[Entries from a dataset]
----

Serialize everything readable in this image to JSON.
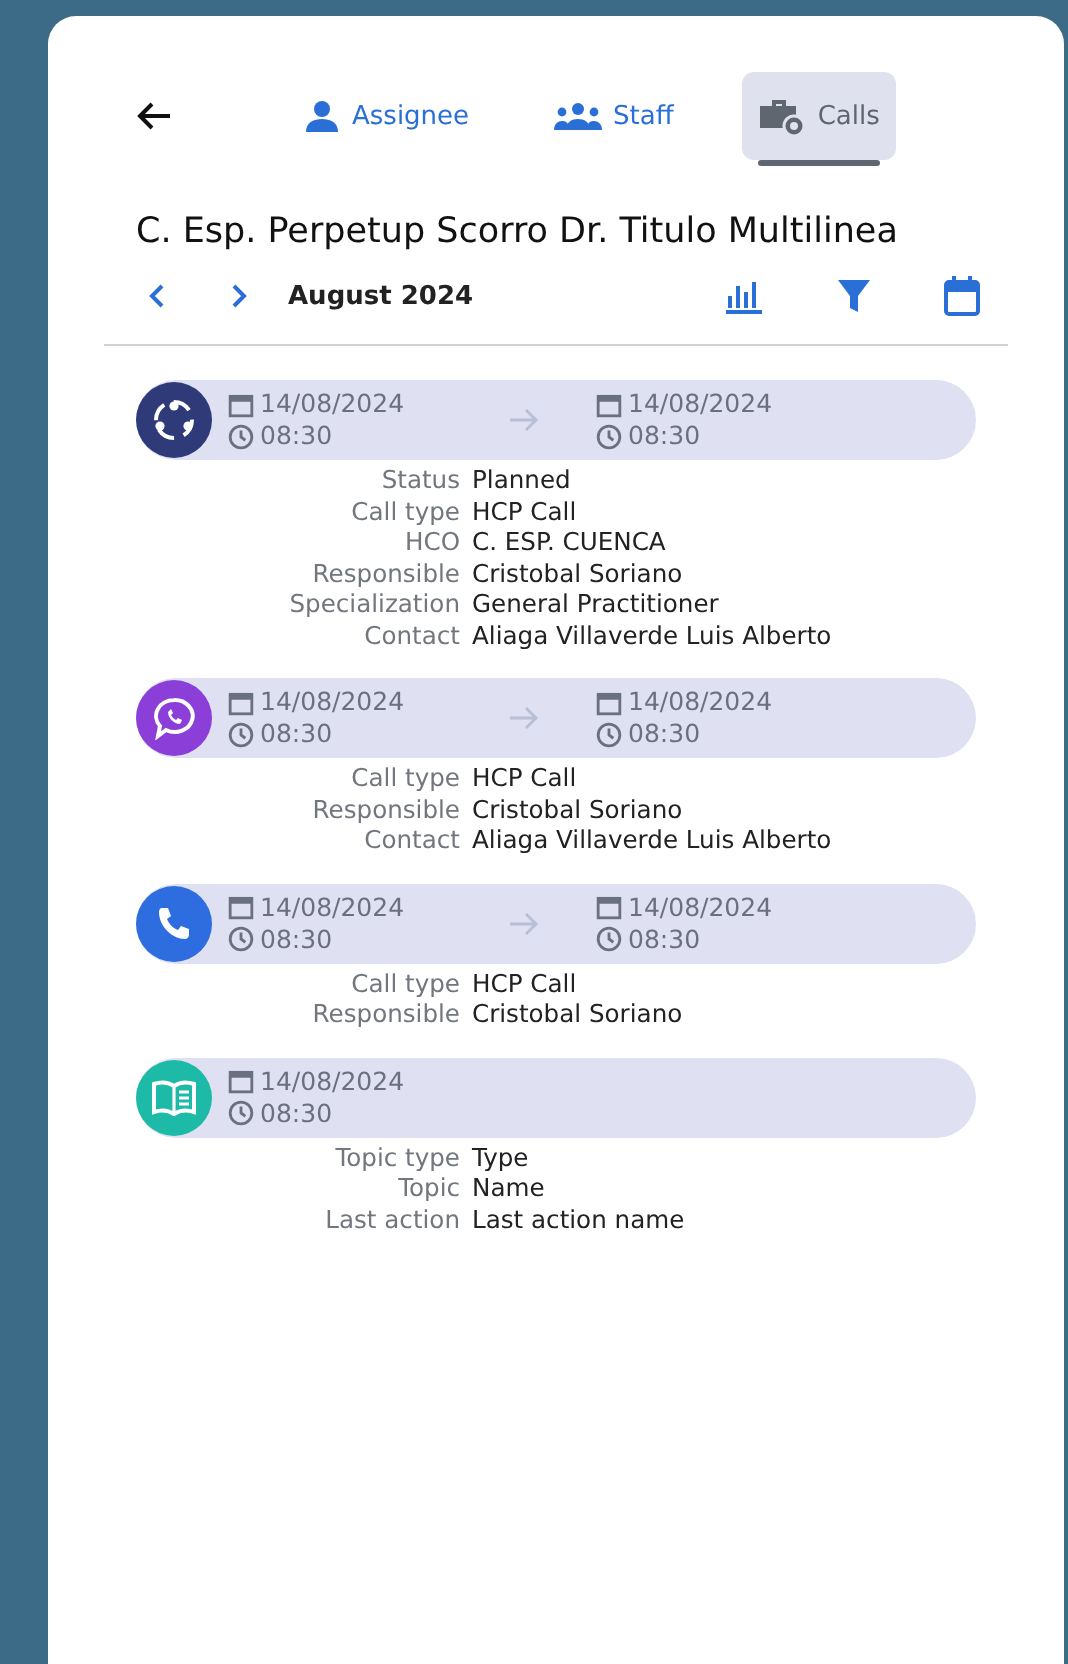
{
  "tabs": [
    {
      "label": "Assignee",
      "kind": "person",
      "selected": false
    },
    {
      "label": "Staff",
      "kind": "group",
      "selected": false
    },
    {
      "label": "Calls",
      "kind": "briefcase",
      "selected": true
    }
  ],
  "title": "C. Esp. Perpetup Scorro Dr. Titulo Multilinea",
  "period": "August 2024",
  "calls": [
    {
      "kind": "meeting",
      "color": "#2e3b78",
      "start": {
        "date": "14/08/2024",
        "time": "08:30"
      },
      "end": {
        "date": "14/08/2024",
        "time": "08:30"
      },
      "fields": [
        {
          "label": "Status",
          "value": "Planned"
        },
        {
          "label": "Call type",
          "value": "HCP Call"
        },
        {
          "label": "HCO",
          "value": "C. ESP. CUENCA"
        },
        {
          "label": "Responsible",
          "value": "Cristobal Soriano"
        },
        {
          "label": "Specialization",
          "value": "General Practitioner"
        },
        {
          "label": "Contact",
          "value": "Aliaga Villaverde Luis Alberto"
        }
      ]
    },
    {
      "kind": "chat",
      "color": "#8b3fd8",
      "start": {
        "date": "14/08/2024",
        "time": "08:30"
      },
      "end": {
        "date": "14/08/2024",
        "time": "08:30"
      },
      "fields": [
        {
          "label": "Call type",
          "value": "HCP Call"
        },
        {
          "label": "Responsible",
          "value": "Cristobal Soriano"
        },
        {
          "label": "Contact",
          "value": "Aliaga Villaverde Luis Alberto"
        }
      ]
    },
    {
      "kind": "phone",
      "color": "#2d6de0",
      "start": {
        "date": "14/08/2024",
        "time": "08:30"
      },
      "end": {
        "date": "14/08/2024",
        "time": "08:30"
      },
      "fields": [
        {
          "label": "Call type",
          "value": "HCP Call"
        },
        {
          "label": "Responsible",
          "value": "Cristobal Soriano"
        }
      ]
    },
    {
      "kind": "training",
      "color": "#1dbaa8",
      "start": {
        "date": "14/08/2024",
        "time": "08:30"
      },
      "fields": [
        {
          "label": "Topic type",
          "value": "Type"
        },
        {
          "label": "Topic",
          "value": "Name"
        },
        {
          "label": "Last action",
          "value": "Last action name"
        }
      ]
    }
  ]
}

----

Return the material exactly as given, apart from the pictures.

Written answer:
Serialize everything readable in this image to JSON.
{
  "tabs": [
    {
      "label": "Assignee",
      "kind": "person",
      "selected": false
    },
    {
      "label": "Staff",
      "kind": "group",
      "selected": false
    },
    {
      "label": "Calls",
      "kind": "briefcase",
      "selected": true
    }
  ],
  "title": "C. Esp. Perpetup Scorro Dr. Titulo Multilinea",
  "period": "August 2024",
  "calls": [
    {
      "kind": "meeting",
      "color": "#2e3b78",
      "start": {
        "date": "14/08/2024",
        "time": "08:30"
      },
      "end": {
        "date": "14/08/2024",
        "time": "08:30"
      },
      "fields": [
        {
          "label": "Status",
          "value": "Planned"
        },
        {
          "label": "Call type",
          "value": "HCP Call"
        },
        {
          "label": "HCO",
          "value": "C. ESP. CUENCA"
        },
        {
          "label": "Responsible",
          "value": "Cristobal Soriano"
        },
        {
          "label": "Specialization",
          "value": "General Practitioner"
        },
        {
          "label": "Contact",
          "value": "Aliaga Villaverde Luis Alberto"
        }
      ]
    },
    {
      "kind": "chat",
      "color": "#8b3fd8",
      "start": {
        "date": "14/08/2024",
        "time": "08:30"
      },
      "end": {
        "date": "14/08/2024",
        "time": "08:30"
      },
      "fields": [
        {
          "label": "Call type",
          "value": "HCP Call"
        },
        {
          "label": "Responsible",
          "value": "Cristobal Soriano"
        },
        {
          "label": "Contact",
          "value": "Aliaga Villaverde Luis Alberto"
        }
      ]
    },
    {
      "kind": "phone",
      "color": "#2d6de0",
      "start": {
        "date": "14/08/2024",
        "time": "08:30"
      },
      "end": {
        "date": "14/08/2024",
        "time": "08:30"
      },
      "fields": [
        {
          "label": "Call type",
          "value": "HCP Call"
        },
        {
          "label": "Responsible",
          "value": "Cristobal Soriano"
        }
      ]
    },
    {
      "kind": "training",
      "color": "#1dbaa8",
      "start": {
        "date": "14/08/2024",
        "time": "08:30"
      },
      "fields": [
        {
          "label": "Topic type",
          "value": "Type"
        },
        {
          "label": "Topic",
          "value": "Name"
        },
        {
          "label": "Last action",
          "value": "Last action name"
        }
      ]
    }
  ]
}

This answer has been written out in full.